▶ _Source text_
-.-.-
1. Airway obstruction and compromised ciliary movement which creates dead spaces with the ideal conditions for bacterial proliferation (e.g., Streptococcus suis). This results in consolidated lobes filled with bacteria, inflammatory cells, edema, and necrotic cells.
2. Alteration of surfactant by destroying the type II alveolar pneumocytes that produce it This contributes to alveolar collapse the first barrier that prevents infectious agents from being able to pass through the capillaries and reach the bloodstream.
Mechanisms that promote secondary bacterial complications following IAV infection
- Airway obstruction and compromised ciliary movement which creates dead spaces with the ideal conditions for bacterial proliferation (e.g. Streptococcussuis). This results in consolidated lobes filled with bacteria, inflammatory cells, edema, and necrotic cells.
-.-.-
▶ _Extracted information_

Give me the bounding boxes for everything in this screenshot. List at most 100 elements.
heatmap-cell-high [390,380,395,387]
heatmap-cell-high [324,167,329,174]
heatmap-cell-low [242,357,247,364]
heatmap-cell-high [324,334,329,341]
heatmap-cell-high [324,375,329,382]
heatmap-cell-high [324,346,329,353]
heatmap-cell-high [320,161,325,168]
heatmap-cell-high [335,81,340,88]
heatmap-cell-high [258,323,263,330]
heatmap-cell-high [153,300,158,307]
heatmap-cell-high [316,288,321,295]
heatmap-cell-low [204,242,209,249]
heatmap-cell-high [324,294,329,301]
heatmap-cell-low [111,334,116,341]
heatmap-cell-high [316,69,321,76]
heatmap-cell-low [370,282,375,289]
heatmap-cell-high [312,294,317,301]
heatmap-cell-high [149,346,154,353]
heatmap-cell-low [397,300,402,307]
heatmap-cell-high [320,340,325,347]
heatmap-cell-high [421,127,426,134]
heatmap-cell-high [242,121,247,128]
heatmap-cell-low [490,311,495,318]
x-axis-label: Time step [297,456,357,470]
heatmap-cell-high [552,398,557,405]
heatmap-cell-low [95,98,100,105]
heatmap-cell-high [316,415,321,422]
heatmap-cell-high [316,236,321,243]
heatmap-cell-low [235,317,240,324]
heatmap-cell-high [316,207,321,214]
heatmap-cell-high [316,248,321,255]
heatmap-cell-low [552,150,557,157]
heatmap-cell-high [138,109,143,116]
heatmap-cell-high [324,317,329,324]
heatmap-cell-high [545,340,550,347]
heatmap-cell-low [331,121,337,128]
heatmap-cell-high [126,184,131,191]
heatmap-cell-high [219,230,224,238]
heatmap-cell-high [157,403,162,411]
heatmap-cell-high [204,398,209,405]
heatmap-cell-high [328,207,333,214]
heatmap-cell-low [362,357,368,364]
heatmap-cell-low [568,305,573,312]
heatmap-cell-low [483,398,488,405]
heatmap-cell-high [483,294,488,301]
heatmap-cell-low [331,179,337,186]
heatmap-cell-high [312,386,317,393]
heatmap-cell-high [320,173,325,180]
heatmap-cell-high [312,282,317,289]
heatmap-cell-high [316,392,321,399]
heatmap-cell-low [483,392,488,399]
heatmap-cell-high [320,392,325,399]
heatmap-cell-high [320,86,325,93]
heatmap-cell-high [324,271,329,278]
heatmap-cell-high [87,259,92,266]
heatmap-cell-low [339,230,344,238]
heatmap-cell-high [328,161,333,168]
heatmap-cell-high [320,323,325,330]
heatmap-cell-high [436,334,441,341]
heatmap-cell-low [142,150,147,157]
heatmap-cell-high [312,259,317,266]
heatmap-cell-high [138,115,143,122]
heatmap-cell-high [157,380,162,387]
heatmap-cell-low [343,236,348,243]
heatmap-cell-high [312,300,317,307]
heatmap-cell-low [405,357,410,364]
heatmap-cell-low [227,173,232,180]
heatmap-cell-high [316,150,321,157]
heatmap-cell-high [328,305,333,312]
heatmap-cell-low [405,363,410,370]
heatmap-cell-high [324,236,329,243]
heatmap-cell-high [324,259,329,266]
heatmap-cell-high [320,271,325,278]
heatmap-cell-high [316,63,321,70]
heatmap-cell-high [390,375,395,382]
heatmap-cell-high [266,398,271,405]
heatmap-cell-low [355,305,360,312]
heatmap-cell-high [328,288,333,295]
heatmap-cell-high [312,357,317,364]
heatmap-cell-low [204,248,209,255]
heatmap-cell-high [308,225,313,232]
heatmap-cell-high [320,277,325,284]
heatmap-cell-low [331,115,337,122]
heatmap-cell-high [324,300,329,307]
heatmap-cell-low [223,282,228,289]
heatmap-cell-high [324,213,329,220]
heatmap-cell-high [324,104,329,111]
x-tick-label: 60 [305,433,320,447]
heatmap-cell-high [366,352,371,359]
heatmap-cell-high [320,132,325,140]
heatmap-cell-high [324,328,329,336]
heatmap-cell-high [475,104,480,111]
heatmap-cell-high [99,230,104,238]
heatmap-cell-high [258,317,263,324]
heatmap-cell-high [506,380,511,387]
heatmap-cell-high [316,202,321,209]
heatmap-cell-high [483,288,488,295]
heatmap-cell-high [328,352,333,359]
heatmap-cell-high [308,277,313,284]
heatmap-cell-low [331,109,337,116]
-.-.-
▶ _Work instructions_
Continue the passage on how influenza A virus infection promotes secondary bacterial complications in pigs, starting right after its last sentence.

▶ _Response box_
- Alteration of surfactant by destroying the type II alveolar pneumocytes that produce it, which contributes to alveolar collapse taking away the first barrier that prevents infectious agents from being able to pass through the capillaries and reach the bloodstream.
- Increased exposure of receptors for bacteria due to epithelial cell necrosis. Exposure of basal membrane elements (laminin, collagen) or deposits of fibrin and fibrinogen favors the binding of bacterial adhesins. Even the changes that occur during the recovery phase of the lesions also generate adhesion sites. This is why secondary complications beginning after recovery from the primary infection can be observed.
- Hemagglutinin (HA) characteristics: In humans, not all IAV strains exhibit the same level of pathogenicity and this can also be extrapolated to swine. It is known that strains with the ability to bind to α2,3 receptors produce more severe infections by infecting the lower respiratory tract more easily. Strains containing hemagglutinins with a high level of glycosylation bind easier to surfactant, leading to fast elimination of the virus by the cilia. These characteristics explain the high virulent capacity of the 1918 pandemic strain, as it had the capacity to bind to α2,3 receptors and also encloses a low-glycosylated HA, which predisposed to secondary bacterial pneumonia.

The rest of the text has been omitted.